-- begin Material --

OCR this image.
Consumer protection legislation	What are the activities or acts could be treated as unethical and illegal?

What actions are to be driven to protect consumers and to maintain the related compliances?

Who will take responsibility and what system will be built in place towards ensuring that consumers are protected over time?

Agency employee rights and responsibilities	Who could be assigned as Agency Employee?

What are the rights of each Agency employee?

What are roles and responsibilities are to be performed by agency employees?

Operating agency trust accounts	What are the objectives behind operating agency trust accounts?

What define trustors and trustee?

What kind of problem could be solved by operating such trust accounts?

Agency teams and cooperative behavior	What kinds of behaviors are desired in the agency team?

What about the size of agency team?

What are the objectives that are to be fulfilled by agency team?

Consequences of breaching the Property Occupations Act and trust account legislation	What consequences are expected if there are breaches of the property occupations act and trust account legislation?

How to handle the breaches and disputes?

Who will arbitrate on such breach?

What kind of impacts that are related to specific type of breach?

-- end Material --

Task prompt
Look through the data and gather every line with the string "such" in it.

Exercise result
What kind of problem could be solved by operating such trust accounts?
Who will arbitrate on such breach?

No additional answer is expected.